======== Entries supplied ========

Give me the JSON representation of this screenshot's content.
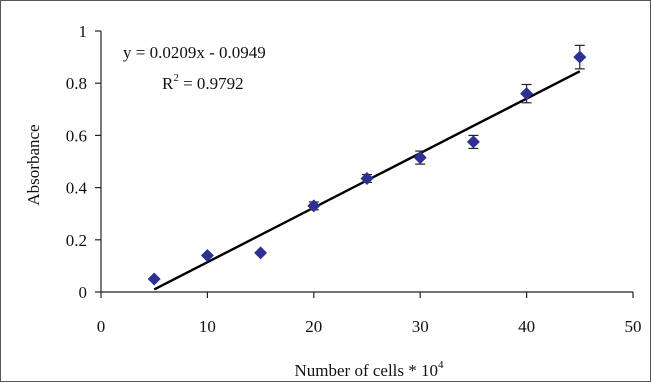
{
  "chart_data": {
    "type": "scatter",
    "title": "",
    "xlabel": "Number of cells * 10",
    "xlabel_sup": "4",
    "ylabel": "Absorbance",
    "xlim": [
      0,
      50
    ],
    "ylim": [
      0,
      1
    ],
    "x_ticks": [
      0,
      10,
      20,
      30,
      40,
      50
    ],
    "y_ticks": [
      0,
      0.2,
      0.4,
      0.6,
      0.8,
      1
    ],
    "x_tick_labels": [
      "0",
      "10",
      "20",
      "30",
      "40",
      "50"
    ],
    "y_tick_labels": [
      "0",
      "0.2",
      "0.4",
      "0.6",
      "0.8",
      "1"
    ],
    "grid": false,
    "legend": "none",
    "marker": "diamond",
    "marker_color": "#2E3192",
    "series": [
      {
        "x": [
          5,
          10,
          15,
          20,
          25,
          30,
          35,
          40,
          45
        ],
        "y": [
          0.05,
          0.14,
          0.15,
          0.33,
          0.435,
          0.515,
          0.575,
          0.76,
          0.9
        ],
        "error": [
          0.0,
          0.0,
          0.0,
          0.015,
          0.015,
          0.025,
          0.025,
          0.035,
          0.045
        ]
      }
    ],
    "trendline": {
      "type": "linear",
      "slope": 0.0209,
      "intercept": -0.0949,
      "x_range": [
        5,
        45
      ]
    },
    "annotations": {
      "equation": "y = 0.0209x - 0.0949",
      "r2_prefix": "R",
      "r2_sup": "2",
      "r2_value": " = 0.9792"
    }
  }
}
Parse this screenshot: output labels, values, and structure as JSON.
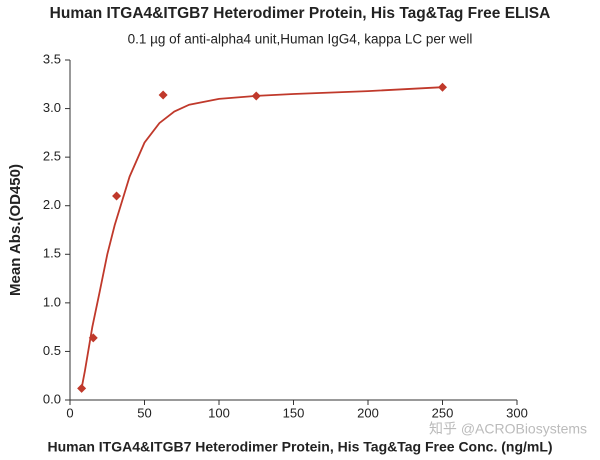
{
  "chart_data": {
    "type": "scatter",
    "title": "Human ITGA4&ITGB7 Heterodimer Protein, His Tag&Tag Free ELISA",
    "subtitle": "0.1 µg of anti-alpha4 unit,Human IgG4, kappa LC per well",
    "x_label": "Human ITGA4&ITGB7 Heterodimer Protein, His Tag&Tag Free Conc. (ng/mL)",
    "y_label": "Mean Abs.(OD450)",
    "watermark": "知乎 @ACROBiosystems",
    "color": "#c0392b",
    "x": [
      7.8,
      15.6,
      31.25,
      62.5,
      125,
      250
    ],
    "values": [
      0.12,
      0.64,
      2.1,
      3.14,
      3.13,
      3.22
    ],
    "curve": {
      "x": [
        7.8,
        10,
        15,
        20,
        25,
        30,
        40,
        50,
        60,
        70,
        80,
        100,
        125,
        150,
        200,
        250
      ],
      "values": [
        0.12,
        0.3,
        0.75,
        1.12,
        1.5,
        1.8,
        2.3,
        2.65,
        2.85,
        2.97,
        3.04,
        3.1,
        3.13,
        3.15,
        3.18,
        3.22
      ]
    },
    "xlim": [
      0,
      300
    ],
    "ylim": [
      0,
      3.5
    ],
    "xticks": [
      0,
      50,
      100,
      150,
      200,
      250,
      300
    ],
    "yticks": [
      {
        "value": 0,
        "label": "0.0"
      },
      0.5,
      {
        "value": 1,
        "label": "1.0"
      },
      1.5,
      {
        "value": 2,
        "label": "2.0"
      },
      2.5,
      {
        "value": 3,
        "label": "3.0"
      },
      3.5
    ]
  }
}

========

» Problem description
Output the lines above in full and exactly as given, omitting any pictures.

» Result of this exercise
Give me the JSON representation of this screenshot's content.
{
  "chart_data": {
    "type": "scatter",
    "title": "",
    "xlabel": "Number of cells * 10",
    "xlabel_sup": "4",
    "ylabel": "Absorbance",
    "xlim": [
      0,
      50
    ],
    "ylim": [
      0,
      1
    ],
    "x_ticks": [
      0,
      10,
      20,
      30,
      40,
      50
    ],
    "y_ticks": [
      0,
      0.2,
      0.4,
      0.6,
      0.8,
      1
    ],
    "x_tick_labels": [
      "0",
      "10",
      "20",
      "30",
      "40",
      "50"
    ],
    "y_tick_labels": [
      "0",
      "0.2",
      "0.4",
      "0.6",
      "0.8",
      "1"
    ],
    "grid": false,
    "legend": "none",
    "marker": "diamond",
    "marker_color": "#2E3192",
    "series": [
      {
        "x": [
          5,
          10,
          15,
          20,
          25,
          30,
          35,
          40,
          45
        ],
        "y": [
          0.05,
          0.14,
          0.15,
          0.33,
          0.435,
          0.515,
          0.575,
          0.76,
          0.9
        ],
        "error": [
          0.0,
          0.0,
          0.0,
          0.015,
          0.015,
          0.025,
          0.025,
          0.035,
          0.045
        ]
      }
    ],
    "trendline": {
      "type": "linear",
      "slope": 0.0209,
      "intercept": -0.0949,
      "x_range": [
        5,
        45
      ]
    },
    "annotations": {
      "equation": "y = 0.0209x - 0.0949",
      "r2_prefix": "R",
      "r2_sup": "2",
      "r2_value": " = 0.9792"
    }
  }
}
Parse this screenshot: output labels, values, and structure as JSON.
{
  "chart_data": {
    "type": "scatter",
    "title": "Human ITGA4&ITGB7 Heterodimer Protein, His Tag&Tag Free ELISA",
    "subtitle": "0.1 µg of anti-alpha4 unit,Human IgG4, kappa LC per well",
    "x_label": "Human ITGA4&ITGB7 Heterodimer Protein, His Tag&Tag Free Conc. (ng/mL)",
    "y_label": "Mean Abs.(OD450)",
    "watermark": "知乎 @ACROBiosystems",
    "color": "#c0392b",
    "x": [
      7.8,
      15.6,
      31.25,
      62.5,
      125,
      250
    ],
    "values": [
      0.12,
      0.64,
      2.1,
      3.14,
      3.13,
      3.22
    ],
    "curve": {
      "x": [
        7.8,
        10,
        15,
        20,
        25,
        30,
        40,
        50,
        60,
        70,
        80,
        100,
        125,
        150,
        200,
        250
      ],
      "values": [
        0.12,
        0.3,
        0.75,
        1.12,
        1.5,
        1.8,
        2.3,
        2.65,
        2.85,
        2.97,
        3.04,
        3.1,
        3.13,
        3.15,
        3.18,
        3.22
      ]
    },
    "xlim": [
      0,
      300
    ],
    "ylim": [
      0,
      3.5
    ],
    "xticks": [
      0,
      50,
      100,
      150,
      200,
      250,
      300
    ],
    "yticks": [
      {
        "value": 0,
        "label": "0.0"
      },
      0.5,
      {
        "value": 1,
        "label": "1.0"
      },
      1.5,
      {
        "value": 2,
        "label": "2.0"
      },
      2.5,
      {
        "value": 3,
        "label": "3.0"
      },
      3.5
    ]
  }
}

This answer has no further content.